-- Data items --
┄┄┄┄┄┄┄┄┄┄

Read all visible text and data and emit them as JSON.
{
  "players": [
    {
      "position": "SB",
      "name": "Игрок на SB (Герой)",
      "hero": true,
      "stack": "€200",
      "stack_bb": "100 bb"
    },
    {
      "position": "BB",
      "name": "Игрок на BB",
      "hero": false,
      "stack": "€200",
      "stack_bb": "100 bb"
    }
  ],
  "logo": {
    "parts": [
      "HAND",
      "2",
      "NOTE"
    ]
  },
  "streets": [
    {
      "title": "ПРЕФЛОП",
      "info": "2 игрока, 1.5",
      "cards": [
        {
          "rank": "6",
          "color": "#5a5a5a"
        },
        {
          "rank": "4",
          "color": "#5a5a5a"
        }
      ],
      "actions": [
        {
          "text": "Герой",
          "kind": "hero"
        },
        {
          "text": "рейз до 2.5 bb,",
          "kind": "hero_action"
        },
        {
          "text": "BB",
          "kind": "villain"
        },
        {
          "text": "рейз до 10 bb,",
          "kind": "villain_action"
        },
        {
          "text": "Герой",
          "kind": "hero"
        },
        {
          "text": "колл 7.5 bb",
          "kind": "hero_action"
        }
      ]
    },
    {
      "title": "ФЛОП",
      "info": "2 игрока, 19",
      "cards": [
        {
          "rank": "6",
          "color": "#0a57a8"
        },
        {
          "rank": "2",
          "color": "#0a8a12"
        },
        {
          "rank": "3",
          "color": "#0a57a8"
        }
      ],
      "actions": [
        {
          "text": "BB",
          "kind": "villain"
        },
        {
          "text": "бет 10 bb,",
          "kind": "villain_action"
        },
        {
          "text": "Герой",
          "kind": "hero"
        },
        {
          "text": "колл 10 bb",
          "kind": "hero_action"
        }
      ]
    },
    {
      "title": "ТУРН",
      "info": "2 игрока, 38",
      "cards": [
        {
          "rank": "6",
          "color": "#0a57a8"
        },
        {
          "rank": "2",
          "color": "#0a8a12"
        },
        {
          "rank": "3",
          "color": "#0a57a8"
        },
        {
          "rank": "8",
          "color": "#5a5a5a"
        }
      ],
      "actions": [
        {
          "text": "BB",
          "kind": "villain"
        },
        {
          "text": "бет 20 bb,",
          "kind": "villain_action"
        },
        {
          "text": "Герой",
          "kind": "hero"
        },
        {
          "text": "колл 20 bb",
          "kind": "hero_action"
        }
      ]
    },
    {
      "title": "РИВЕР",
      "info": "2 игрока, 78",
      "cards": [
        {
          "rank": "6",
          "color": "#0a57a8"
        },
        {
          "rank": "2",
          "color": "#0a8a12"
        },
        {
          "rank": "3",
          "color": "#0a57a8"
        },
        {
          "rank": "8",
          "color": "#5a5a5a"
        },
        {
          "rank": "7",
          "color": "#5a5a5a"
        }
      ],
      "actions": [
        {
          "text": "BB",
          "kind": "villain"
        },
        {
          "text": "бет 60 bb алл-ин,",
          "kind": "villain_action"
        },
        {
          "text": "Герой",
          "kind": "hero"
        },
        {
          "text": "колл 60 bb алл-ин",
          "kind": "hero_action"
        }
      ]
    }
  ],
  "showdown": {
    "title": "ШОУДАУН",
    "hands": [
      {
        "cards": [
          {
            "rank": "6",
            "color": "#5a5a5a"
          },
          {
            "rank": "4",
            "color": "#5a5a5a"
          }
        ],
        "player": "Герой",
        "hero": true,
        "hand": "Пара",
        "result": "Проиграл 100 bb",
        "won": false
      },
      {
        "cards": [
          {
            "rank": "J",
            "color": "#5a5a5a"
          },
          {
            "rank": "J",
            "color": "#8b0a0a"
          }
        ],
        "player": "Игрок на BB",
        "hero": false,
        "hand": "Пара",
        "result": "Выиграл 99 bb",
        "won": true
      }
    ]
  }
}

┄┄┄┄┄┄┄┄┄┄

-- Aim of the task --
Every record shown above must be echoed exactly.

-- Exercise output --
Read all visible text and data and emit them as JSON.
{
  "players": [
    {
      "position": "SB",
      "name": "Игрок на SB (Герой)",
      "hero": true,
      "stack": "€200",
      "stack_bb": "100 bb"
    },
    {
      "position": "BB",
      "name": "Игрок на BB",
      "hero": false,
      "stack": "€200",
      "stack_bb": "100 bb"
    }
  ],
  "logo": {
    "parts": [
      "HAND",
      "2",
      "NOTE"
    ]
  },
  "streets": [
    {
      "title": "ПРЕФЛОП",
      "info": "2 игрока, 1.5",
      "cards": [
        {
          "rank": "6",
          "color": "#5a5a5a"
        },
        {
          "rank": "4",
          "color": "#5a5a5a"
        }
      ],
      "actions": [
        {
          "text": "Герой",
          "kind": "hero"
        },
        {
          "text": "рейз до 2.5 bb,",
          "kind": "hero_action"
        },
        {
          "text": "BB",
          "kind": "villain"
        },
        {
          "text": "рейз до 10 bb,",
          "kind": "villain_action"
        },
        {
          "text": "Герой",
          "kind": "hero"
        },
        {
          "text": "колл 7.5 bb",
          "kind": "hero_action"
        }
      ]
    },
    {
      "title": "ФЛОП",
      "info": "2 игрока, 19",
      "cards": [
        {
          "rank": "6",
          "color": "#0a57a8"
        },
        {
          "rank": "2",
          "color": "#0a8a12"
        },
        {
          "rank": "3",
          "color": "#0a57a8"
        }
      ],
      "actions": [
        {
          "text": "BB",
          "kind": "villain"
        },
        {
          "text": "бет 10 bb,",
          "kind": "villain_action"
        },
        {
          "text": "Герой",
          "kind": "hero"
        },
        {
          "text": "колл 10 bb",
          "kind": "hero_action"
        }
      ]
    },
    {
      "title": "ТУРН",
      "info": "2 игрока, 38",
      "cards": [
        {
          "rank": "6",
          "color": "#0a57a8"
        },
        {
          "rank": "2",
          "color": "#0a8a12"
        },
        {
          "rank": "3",
          "color": "#0a57a8"
        },
        {
          "rank": "8",
          "color": "#5a5a5a"
        }
      ],
      "actions": [
        {
          "text": "BB",
          "kind": "villain"
        },
        {
          "text": "бет 20 bb,",
          "kind": "villain_action"
        },
        {
          "text": "Герой",
          "kind": "hero"
        },
        {
          "text": "колл 20 bb",
          "kind": "hero_action"
        }
      ]
    },
    {
      "title": "РИВЕР",
      "info": "2 игрока, 78",
      "cards": [
        {
          "rank": "6",
          "color": "#0a57a8"
        },
        {
          "rank": "2",
          "color": "#0a8a12"
        },
        {
          "rank": "3",
          "color": "#0a57a8"
        },
        {
          "rank": "8",
          "color": "#5a5a5a"
        },
        {
          "rank": "7",
          "color": "#5a5a5a"
        }
      ],
      "actions": [
        {
          "text": "BB",
          "kind": "villain"
        },
        {
          "text": "бет 60 bb алл-ин,",
          "kind": "villain_action"
        },
        {
          "text": "Герой",
          "kind": "hero"
        },
        {
          "text": "колл 60 bb алл-ин",
          "kind": "hero_action"
        }
      ]
    }
  ],
  "showdown": {
    "title": "ШОУДАУН",
    "hands": [
      {
        "cards": [
          {
            "rank": "6",
            "color": "#5a5a5a"
          },
          {
            "rank": "4",
            "color": "#5a5a5a"
          }
        ],
        "player": "Герой",
        "hero": true,
        "hand": "Пара",
        "result": "Проиграл 100 bb",
        "won": false
      },
      {
        "cards": [
          {
            "rank": "J",
            "color": "#5a5a5a"
          },
          {
            "rank": "J",
            "color": "#8b0a0a"
          }
        ],
        "player": "Игрок на BB",
        "hero": false,
        "hand": "Пара",
        "result": "Выиграл 99 bb",
        "won": true
      }
    ]
  }
}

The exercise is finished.